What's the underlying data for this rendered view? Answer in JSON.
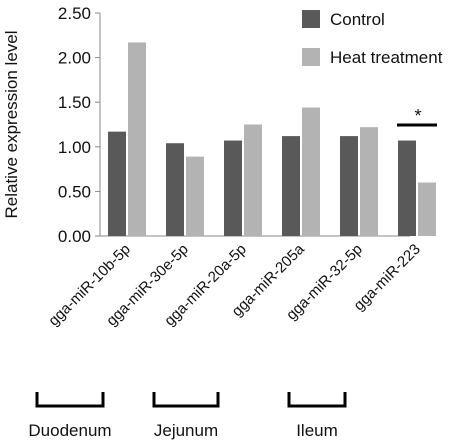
{
  "chart_data": {
    "type": "bar",
    "title": "",
    "xlabel": "",
    "ylabel": "Relative expression level",
    "ylim": [
      0,
      2.5
    ],
    "yticks": [
      "0.00",
      "0.50",
      "1.00",
      "1.50",
      "2.00",
      "2.50"
    ],
    "grid": false,
    "legend_position": "top-right",
    "categories": [
      "gga-miR-10b-5p",
      "gga-miR-30e-5p",
      "gga-miR-20a-5p",
      "gga-miR-205a",
      "gga-miR-32-5p",
      "gga-miR-223"
    ],
    "series": [
      {
        "name": "Control",
        "color": "#595959",
        "values": [
          1.17,
          1.04,
          1.07,
          1.12,
          1.12,
          1.07
        ]
      },
      {
        "name": "Heat treatment",
        "color": "#b3b3b3",
        "values": [
          2.17,
          0.89,
          1.25,
          1.44,
          1.22,
          0.6
        ]
      }
    ],
    "annotations": [
      {
        "text": "*",
        "category": "gga-miR-223"
      }
    ],
    "groups": [
      {
        "label": "Duodenum",
        "categories": [
          "gga-miR-10b-5p",
          "gga-miR-30e-5p"
        ]
      },
      {
        "label": "Jejunum",
        "categories": [
          "gga-miR-20a-5p",
          "gga-miR-205a"
        ]
      },
      {
        "label": "Ileum",
        "categories": [
          "gga-miR-32-5p",
          "gga-miR-223"
        ]
      }
    ]
  }
}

━━━━━━━━━━

**WORK TO DO**
Copy every record above exactly as written, but leave out the pictures.

**SOLUTION BELOW**
What's the underlying data for this rendered view? Answer in JSON.
{
  "chart_data": {
    "type": "bar",
    "title": "",
    "xlabel": "",
    "ylabel": "Relative expression level",
    "ylim": [
      0,
      2.5
    ],
    "yticks": [
      "0.00",
      "0.50",
      "1.00",
      "1.50",
      "2.00",
      "2.50"
    ],
    "grid": false,
    "legend_position": "top-right",
    "categories": [
      "gga-miR-10b-5p",
      "gga-miR-30e-5p",
      "gga-miR-20a-5p",
      "gga-miR-205a",
      "gga-miR-32-5p",
      "gga-miR-223"
    ],
    "series": [
      {
        "name": "Control",
        "color": "#595959",
        "values": [
          1.17,
          1.04,
          1.07,
          1.12,
          1.12,
          1.07
        ]
      },
      {
        "name": "Heat treatment",
        "color": "#b3b3b3",
        "values": [
          2.17,
          0.89,
          1.25,
          1.44,
          1.22,
          0.6
        ]
      }
    ],
    "annotations": [
      {
        "text": "*",
        "category": "gga-miR-223"
      }
    ],
    "groups": [
      {
        "label": "Duodenum",
        "categories": [
          "gga-miR-10b-5p",
          "gga-miR-30e-5p"
        ]
      },
      {
        "label": "Jejunum",
        "categories": [
          "gga-miR-20a-5p",
          "gga-miR-205a"
        ]
      },
      {
        "label": "Ileum",
        "categories": [
          "gga-miR-32-5p",
          "gga-miR-223"
        ]
      }
    ]
  }
}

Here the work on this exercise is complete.